### GIVEN REQUEST
Set out every line bearing the string "frac".

### RECORDS SHOWN
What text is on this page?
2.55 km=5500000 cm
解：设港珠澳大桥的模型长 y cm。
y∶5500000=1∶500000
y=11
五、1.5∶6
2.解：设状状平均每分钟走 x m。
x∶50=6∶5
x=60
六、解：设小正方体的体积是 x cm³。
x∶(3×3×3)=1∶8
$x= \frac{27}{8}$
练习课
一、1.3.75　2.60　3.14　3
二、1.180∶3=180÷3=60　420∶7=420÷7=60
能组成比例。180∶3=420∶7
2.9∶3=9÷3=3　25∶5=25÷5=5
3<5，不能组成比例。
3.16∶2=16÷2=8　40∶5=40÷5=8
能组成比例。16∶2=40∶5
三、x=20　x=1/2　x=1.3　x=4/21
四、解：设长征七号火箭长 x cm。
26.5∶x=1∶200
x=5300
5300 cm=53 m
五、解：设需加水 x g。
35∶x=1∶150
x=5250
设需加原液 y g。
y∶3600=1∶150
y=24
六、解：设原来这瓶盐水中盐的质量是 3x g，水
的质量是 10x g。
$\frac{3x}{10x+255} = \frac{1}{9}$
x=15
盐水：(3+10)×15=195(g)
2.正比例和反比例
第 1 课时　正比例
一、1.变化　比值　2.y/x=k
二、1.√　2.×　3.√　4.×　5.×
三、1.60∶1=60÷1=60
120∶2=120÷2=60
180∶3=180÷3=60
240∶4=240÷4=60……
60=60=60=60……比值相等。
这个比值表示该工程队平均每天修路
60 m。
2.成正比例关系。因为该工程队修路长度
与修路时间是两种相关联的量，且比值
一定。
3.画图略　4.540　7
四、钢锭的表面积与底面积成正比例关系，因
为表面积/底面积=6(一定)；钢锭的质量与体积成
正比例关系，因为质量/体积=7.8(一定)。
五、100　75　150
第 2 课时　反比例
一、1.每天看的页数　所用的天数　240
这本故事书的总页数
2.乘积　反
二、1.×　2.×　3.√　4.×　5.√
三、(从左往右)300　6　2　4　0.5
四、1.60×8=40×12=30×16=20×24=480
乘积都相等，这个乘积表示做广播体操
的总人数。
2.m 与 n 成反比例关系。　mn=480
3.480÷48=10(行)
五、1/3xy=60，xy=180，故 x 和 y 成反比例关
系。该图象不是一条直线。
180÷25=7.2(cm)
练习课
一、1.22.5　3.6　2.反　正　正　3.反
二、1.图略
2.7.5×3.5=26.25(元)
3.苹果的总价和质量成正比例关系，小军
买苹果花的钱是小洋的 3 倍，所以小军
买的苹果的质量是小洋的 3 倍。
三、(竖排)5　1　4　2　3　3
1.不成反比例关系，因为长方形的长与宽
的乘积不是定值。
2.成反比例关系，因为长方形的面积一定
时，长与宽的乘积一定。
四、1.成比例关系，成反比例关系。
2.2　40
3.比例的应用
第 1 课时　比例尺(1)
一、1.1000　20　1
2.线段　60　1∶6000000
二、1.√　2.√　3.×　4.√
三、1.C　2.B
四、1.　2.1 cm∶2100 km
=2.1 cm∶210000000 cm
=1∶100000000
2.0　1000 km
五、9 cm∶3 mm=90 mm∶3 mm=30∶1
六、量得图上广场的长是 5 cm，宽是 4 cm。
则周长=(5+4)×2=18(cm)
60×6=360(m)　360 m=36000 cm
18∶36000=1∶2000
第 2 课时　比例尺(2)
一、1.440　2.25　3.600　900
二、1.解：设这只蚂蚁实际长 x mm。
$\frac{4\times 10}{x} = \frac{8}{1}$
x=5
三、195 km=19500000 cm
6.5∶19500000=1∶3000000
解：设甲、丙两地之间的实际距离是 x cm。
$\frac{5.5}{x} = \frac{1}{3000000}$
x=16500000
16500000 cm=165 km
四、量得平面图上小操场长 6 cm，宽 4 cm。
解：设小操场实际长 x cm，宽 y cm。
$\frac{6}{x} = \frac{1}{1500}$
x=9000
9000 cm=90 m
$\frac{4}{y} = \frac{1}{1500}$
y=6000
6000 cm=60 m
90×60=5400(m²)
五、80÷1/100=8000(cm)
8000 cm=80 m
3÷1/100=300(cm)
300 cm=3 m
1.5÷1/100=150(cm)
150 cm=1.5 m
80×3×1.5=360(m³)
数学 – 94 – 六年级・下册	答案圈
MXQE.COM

### TASK RESPONSE
$x= \frac{27}{8}$
$\frac{3x}{10x+255} = \frac{1}{9}$
$\frac{4\times 10}{x} = \frac{8}{1}$
$\frac{5.5}{x} = \frac{1}{3000000}$
$\frac{6}{x} = \frac{1}{1500}$
$\frac{4}{y} = \frac{1}{1500}$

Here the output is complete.